> **Goal of the exercise**:
Take the entries below and print all of them exactly, please.

Collected data entries:
----

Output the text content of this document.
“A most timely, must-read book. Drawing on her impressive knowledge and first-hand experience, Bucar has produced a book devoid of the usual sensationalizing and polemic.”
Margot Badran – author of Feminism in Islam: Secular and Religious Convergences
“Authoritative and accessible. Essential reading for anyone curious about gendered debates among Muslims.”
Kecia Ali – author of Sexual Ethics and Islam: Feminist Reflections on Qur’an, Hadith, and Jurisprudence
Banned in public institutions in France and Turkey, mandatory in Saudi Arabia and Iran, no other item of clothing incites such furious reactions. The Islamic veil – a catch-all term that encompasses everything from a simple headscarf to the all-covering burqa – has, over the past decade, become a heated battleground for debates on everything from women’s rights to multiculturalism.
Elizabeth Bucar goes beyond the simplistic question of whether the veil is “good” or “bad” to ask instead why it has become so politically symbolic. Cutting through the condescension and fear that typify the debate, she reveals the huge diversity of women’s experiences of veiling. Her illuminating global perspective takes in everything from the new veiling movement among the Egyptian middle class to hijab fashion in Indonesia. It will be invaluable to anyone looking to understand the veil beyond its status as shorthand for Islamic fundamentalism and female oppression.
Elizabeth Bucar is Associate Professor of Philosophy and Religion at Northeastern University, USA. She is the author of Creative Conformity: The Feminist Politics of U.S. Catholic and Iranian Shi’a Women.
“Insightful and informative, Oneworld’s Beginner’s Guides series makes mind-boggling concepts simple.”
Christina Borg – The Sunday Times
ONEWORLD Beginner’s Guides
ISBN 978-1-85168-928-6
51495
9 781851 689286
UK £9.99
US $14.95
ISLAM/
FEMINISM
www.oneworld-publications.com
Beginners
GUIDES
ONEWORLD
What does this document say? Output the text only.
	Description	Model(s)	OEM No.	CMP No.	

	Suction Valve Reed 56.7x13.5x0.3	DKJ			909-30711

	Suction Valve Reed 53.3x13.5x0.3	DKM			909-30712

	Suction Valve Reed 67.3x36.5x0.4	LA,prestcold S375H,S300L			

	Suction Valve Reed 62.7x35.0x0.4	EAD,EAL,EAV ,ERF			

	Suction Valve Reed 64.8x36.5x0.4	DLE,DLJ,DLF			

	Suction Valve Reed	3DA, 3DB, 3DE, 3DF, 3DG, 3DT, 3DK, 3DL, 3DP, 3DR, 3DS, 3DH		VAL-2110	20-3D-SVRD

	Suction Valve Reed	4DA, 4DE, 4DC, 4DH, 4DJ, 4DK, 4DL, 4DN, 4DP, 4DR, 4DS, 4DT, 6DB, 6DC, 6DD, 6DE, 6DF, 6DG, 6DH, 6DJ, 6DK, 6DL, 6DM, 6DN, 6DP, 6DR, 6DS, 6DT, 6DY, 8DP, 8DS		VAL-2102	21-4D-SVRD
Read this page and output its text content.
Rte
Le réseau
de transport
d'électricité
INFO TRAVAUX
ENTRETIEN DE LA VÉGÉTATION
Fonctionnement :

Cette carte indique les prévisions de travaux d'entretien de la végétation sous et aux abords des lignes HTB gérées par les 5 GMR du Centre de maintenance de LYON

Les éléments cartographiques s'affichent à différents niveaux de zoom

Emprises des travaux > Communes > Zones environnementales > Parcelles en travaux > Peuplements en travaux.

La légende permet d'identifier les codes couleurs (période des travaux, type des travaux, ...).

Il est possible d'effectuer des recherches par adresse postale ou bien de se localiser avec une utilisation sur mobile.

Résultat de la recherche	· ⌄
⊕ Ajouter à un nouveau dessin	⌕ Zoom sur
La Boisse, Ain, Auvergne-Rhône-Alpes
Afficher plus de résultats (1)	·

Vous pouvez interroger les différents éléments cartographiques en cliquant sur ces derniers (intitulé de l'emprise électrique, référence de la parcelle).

----

> **Response for this exercise**:
Output the text content of this document.
“A most timely, must-read book. Drawing on her impressive knowledge and first-hand experience, Bucar has produced a book devoid of the usual sensationalizing and polemic.”
Margot Badran – author of Feminism in Islam: Secular and Religious Convergences
“Authoritative and accessible. Essential reading for anyone curious about gendered debates among Muslims.”
Kecia Ali – author of Sexual Ethics and Islam: Feminist Reflections on Qur’an, Hadith, and Jurisprudence
Banned in public institutions in France and Turkey, mandatory in Saudi Arabia and Iran, no other item of clothing incites such furious reactions. The Islamic veil – a catch-all term that encompasses everything from a simple headscarf to the all-covering burqa – has, over the past decade, become a heated battleground for debates on everything from women’s rights to multiculturalism.
Elizabeth Bucar goes beyond the simplistic question of whether the veil is “good” or “bad” to ask instead why it has become so politically symbolic. Cutting through the condescension and fear that typify the debate, she reveals the huge diversity of women’s experiences of veiling. Her illuminating global perspective takes in everything from the new veiling movement among the Egyptian middle class to hijab fashion in Indonesia. It will be invaluable to anyone looking to understand the veil beyond its status as shorthand for Islamic fundamentalism and female oppression.
Elizabeth Bucar is Associate Professor of Philosophy and Religion at Northeastern University, USA. She is the author of Creative Conformity: The Feminist Politics of U.S. Catholic and Iranian Shi’a Women.
“Insightful and informative, Oneworld’s Beginner’s Guides series makes mind-boggling concepts simple.”
Christina Borg – The Sunday Times
ONEWORLD Beginner’s Guides
ISBN 978-1-85168-928-6
51495
9 781851 689286
UK £9.99
US $14.95
ISLAM/
FEMINISM
www.oneworld-publications.com
Beginners
GUIDES
ONEWORLD
What does this document say? Output the text only.
	Description	Model(s)	OEM No.	CMP No.	

	Suction Valve Reed 56.7x13.5x0.3	DKJ			909-30711

	Suction Valve Reed 53.3x13.5x0.3	DKM			909-30712

	Suction Valve Reed 67.3x36.5x0.4	LA,prestcold S375H,S300L			

	Suction Valve Reed 62.7x35.0x0.4	EAD,EAL,EAV ,ERF			

	Suction Valve Reed 64.8x36.5x0.4	DLE,DLJ,DLF			

	Suction Valve Reed	3DA, 3DB, 3DE, 3DF, 3DG, 3DT, 3DK, 3DL, 3DP, 3DR, 3DS, 3DH		VAL-2110	20-3D-SVRD

	Suction Valve Reed	4DA, 4DE, 4DC, 4DH, 4DJ, 4DK, 4DL, 4DN, 4DP, 4DR, 4DS, 4DT, 6DB, 6DC, 6DD, 6DE, 6DF, 6DG, 6DH, 6DJ, 6DK, 6DL, 6DM, 6DN, 6DP, 6DR, 6DS, 6DT, 6DY, 8DP, 8DS		VAL-2102	21-4D-SVRD
Read this page and output its text content.
Rte
Le réseau
de transport
d'électricité
INFO TRAVAUX
ENTRETIEN DE LA VÉGÉTATION
Fonctionnement :

Cette carte indique les prévisions de travaux d'entretien de la végétation sous et aux abords des lignes HTB gérées par les 5 GMR du Centre de maintenance de LYON

Les éléments cartographiques s'affichent à différents niveaux de zoom

Emprises des travaux > Communes > Zones environnementales > Parcelles en travaux > Peuplements en travaux.

La légende permet d'identifier les codes couleurs (période des travaux, type des travaux, ...).

Il est possible d'effectuer des recherches par adresse postale ou bien de se localiser avec une utilisation sur mobile.

Résultat de la recherche	· ⌄
⊕ Ajouter à un nouveau dessin	⌕ Zoom sur
La Boisse, Ain, Auvergne-Rhône-Alpes
Afficher plus de résultats (1)	·

Vous pouvez interroger les différents éléments cartographiques en cliquant sur ces derniers (intitulé de l'emprise électrique, référence de la parcelle).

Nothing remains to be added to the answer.